Record list —
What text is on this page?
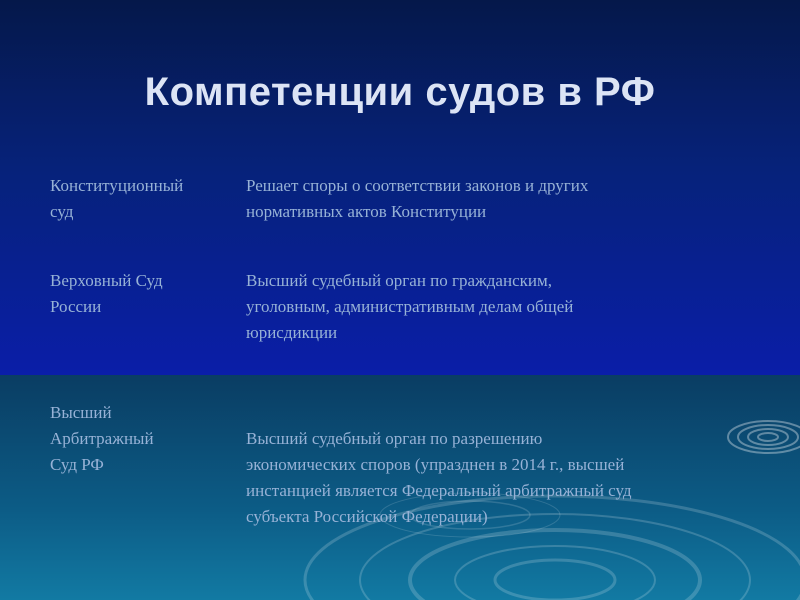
Компетенции судов в РФ
Конституционный
суд
Решает споры о соответствии законов и других
нормативных актов Конституции
Верховный Суд
России
Высший судебный орган по гражданским,
уголовным, административным делам общей
юрисдикции
Высший
Арбитражный
Суд РФ
Высший судебный орган по разрешению
экономических споров (упразднен в 2014 г., высшей
инстанцией является Федеральный арбитражный суд
субъекта Российской Федерации)
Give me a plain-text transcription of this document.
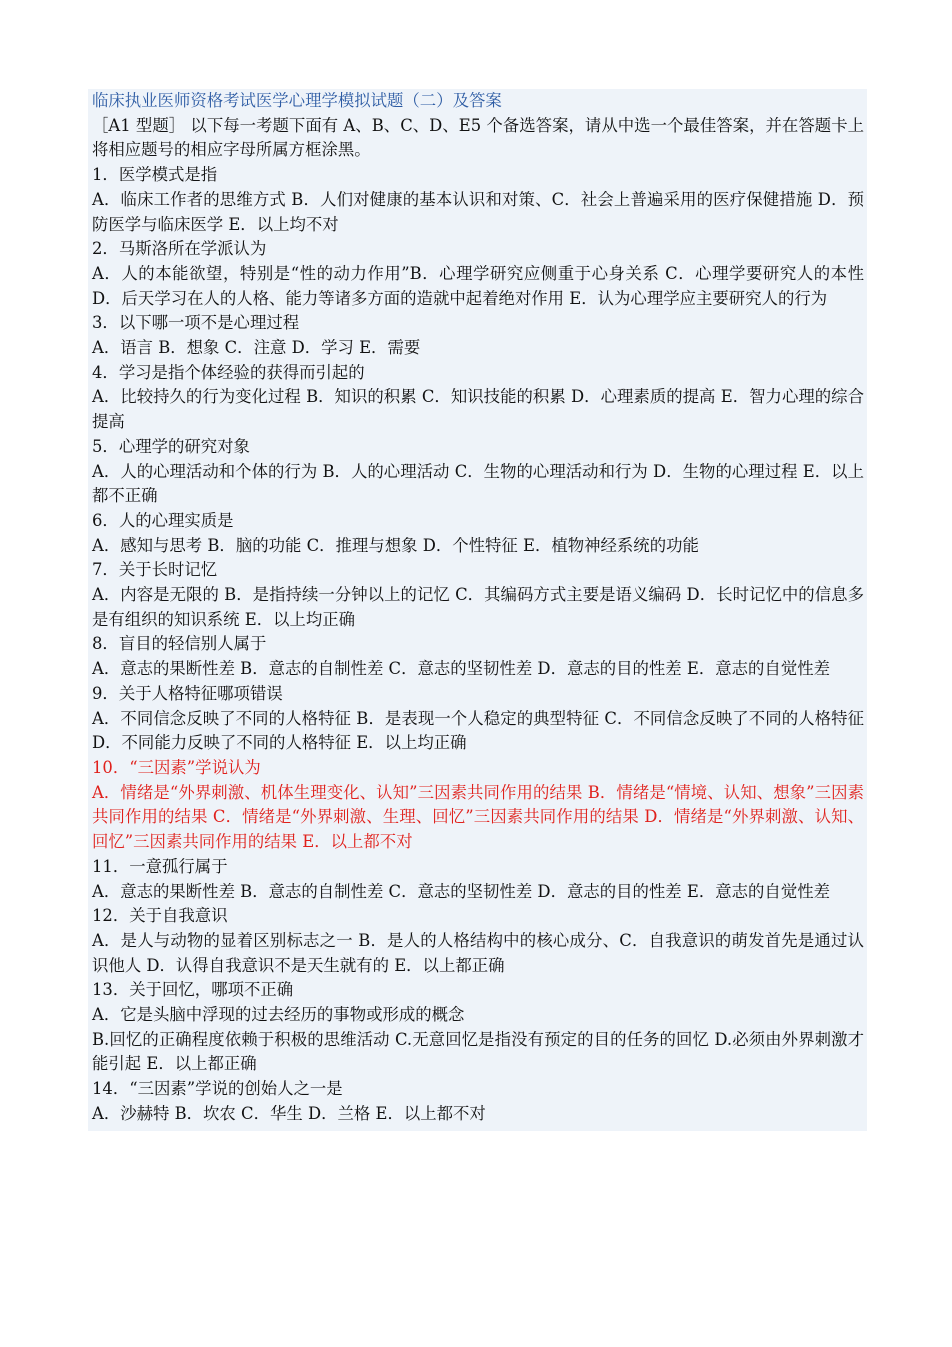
临床执业医师资格考试医学心理学模拟试题（二）及答案

［A1 型题］ 以下每一考题下面有 A、B、C、D、E5 个备选答案，请从中选一个最佳答案，并在答题卡上将相应题号的相应字母所属方框涂黑。

1．医学模式是指

A．临床工作者的思维方式 B．人们对健康的基本认识和对策、C．社会上普遍采用的医疗保健措施 D．预防医学与临床医学 E．以上均不对

2．马斯洛所在学派认为

A．人的本能欲望，特别是“性的动力作用”B．心理学研究应侧重于心身关系 C．心理学要研究人的本性 D．后天学习在人的人格、能力等诸多方面的造就中起着绝对作用 E．认为心理学应主要研究人的行为

3．以下哪一项不是心理过程

A．语言 B．想象 C．注意 D．学习 E．需要

4．学习是指个体经验的获得而引起的

A．比较持久的行为变化过程 B．知识的积累 C．知识技能的积累 D．心理素质的提高 E．智力心理的综合提高

5．心理学的研究对象

A．人的心理活动和个体的行为 B．人的心理活动 C．生物的心理活动和行为 D．生物的心理过程 E．以上都不正确

6．人的心理实质是

A．感知与思考 B．脑的功能 C．推理与想象 D．个性特征 E．植物神经系统的功能

7．关于长时记忆

A．内容是无限的 B．是指持续一分钟以上的记忆 C．其编码方式主要是语义编码 D．长时记忆中的信息多是有组织的知识系统 E．以上均正确

8．盲目的轻信别人属于

A．意志的果断性差 B．意志的自制性差 C．意志的坚韧性差 D．意志的目的性差 E．意志的自觉性差

9．关于人格特征哪项错误

A．不同信念反映了不同的人格特征 B．是表现一个人稳定的典型特征 C．不同信念反映了不同的人格特征 D．不同能力反映了不同的人格特征 E．以上均正确

10．“三因素”学说认为

A．情绪是“外界刺激、机体生理变化、认知”三因素共同作用的结果 B．情绪是“情境、认知、想象”三因素共同作用的结果 C．情绪是“外界刺激、生理、回忆”三因素共同作用的结果 D．情绪是“外界刺激、认知、回忆”三因素共同作用的结果 E．以上都不对

11．一意孤行属于

A．意志的果断性差 B．意志的自制性差 C．意志的坚韧性差 D．意志的目的性差 E．意志的自觉性差

12．关于自我意识

A．是人与动物的显着区别标志之一 B．是人的人格结构中的核心成分、C．自我意识的萌发首先是通过认识他人 D．认得自我意识不是天生就有的 E．以上都正确

13．关于回忆，哪项不正确

A．它是头脑中浮现的过去经历的事物或形成的概念

B.回忆的正确程度依赖于积极的思维活动 C.无意回忆是指没有预定的目的任务的回忆 D.必须由外界刺激才能引起 E．以上都正确

14．“三因素”学说的创始人之一是

A．沙赫特 B．坎农 C．华生 D．兰格 E．以上都不对
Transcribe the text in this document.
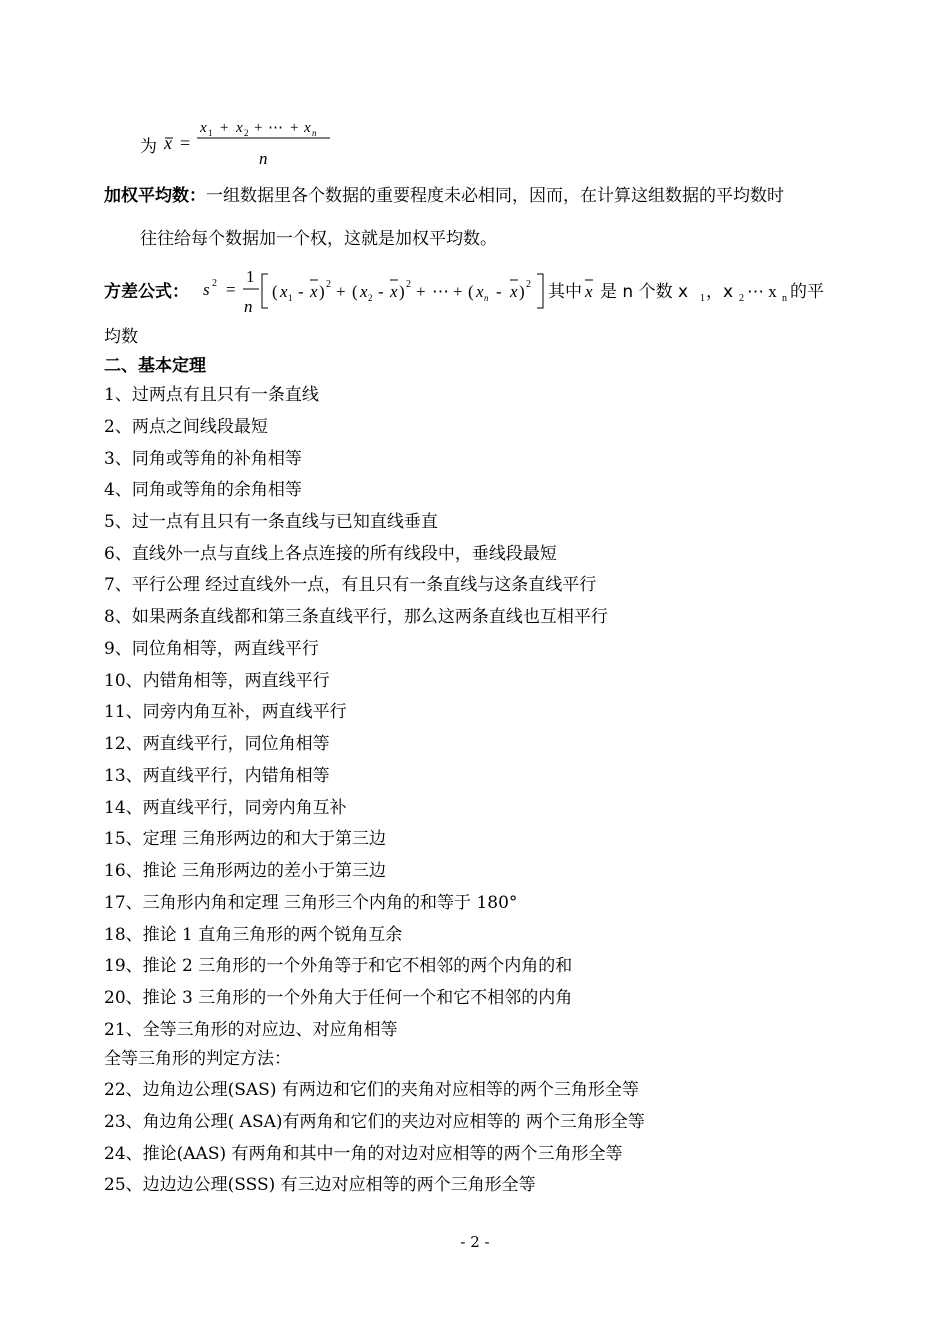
为 x =
x 1 + x 2 + ⋯ + x n
n
加权平均数：一组数据里各个数据的重要程度未必相同，因而，在计算这组数据的平均数时
往往给每个数据加一个权，这就是加权平均数。
方差公式： s 2 =
1
n
( x 1 - x ) 2 + ( x 2 - x ) 2 + ⋯ + ( x n - x ) 2 其中 x 是 n 个数 x 1 ，x 2 ⋯ x n 的平
均数
二、基本定理
1、过两点有且只有一条直线
2、两点之间线段最短
3、同角或等角的补角相等
4、同角或等角的余角相等
5、过一点有且只有一条直线与已知直线垂直
6、直线外一点与直线上各点连接的所有线段中，垂线段最短
7、平行公理 经过直线外一点，有且只有一条直线与这条直线平行
8、如果两条直线都和第三条直线平行，那么这两条直线也互相平行
9、同位角相等，两直线平行
10、内错角相等，两直线平行
11、同旁内角互补，两直线平行
12、两直线平行，同位角相等
13、两直线平行，内错角相等
14、两直线平行，同旁内角互补
15、定理 三角形两边的和大于第三边
16、推论 三角形两边的差小于第三边
17、三角形内角和定理 三角形三个内角的和等于 180°
18、推论 1 直角三角形的两个锐角互余
19、推论 2 三角形的一个外角等于和它不相邻的两个内角的和
20、推论 3 三角形的一个外角大于任何一个和它不相邻的内角
21、全等三角形的对应边、对应角相等
全等三角形的判定方法：
22、边角边公理(SAS) 有两边和它们的夹角对应相等的两个三角形全等
23、角边角公理( ASA)有两角和它们的夹边对应相等的 两个三角形全等
24、推论(AAS) 有两角和其中一角的对边对应相等的两个三角形全等
25、边边边公理(SSS) 有三边对应相等的两个三角形全等
- 2 -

What to produce — In the records above, locate each line with the word "两直线平行". Copy all such lines.

Exercise result —
9、同位角相等，两直线平行
10、内错角相等，两直线平行
11、同旁内角互补，两直线平行
12、两直线平行，同位角相等
13、两直线平行，内错角相等
14、两直线平行，同旁内角互补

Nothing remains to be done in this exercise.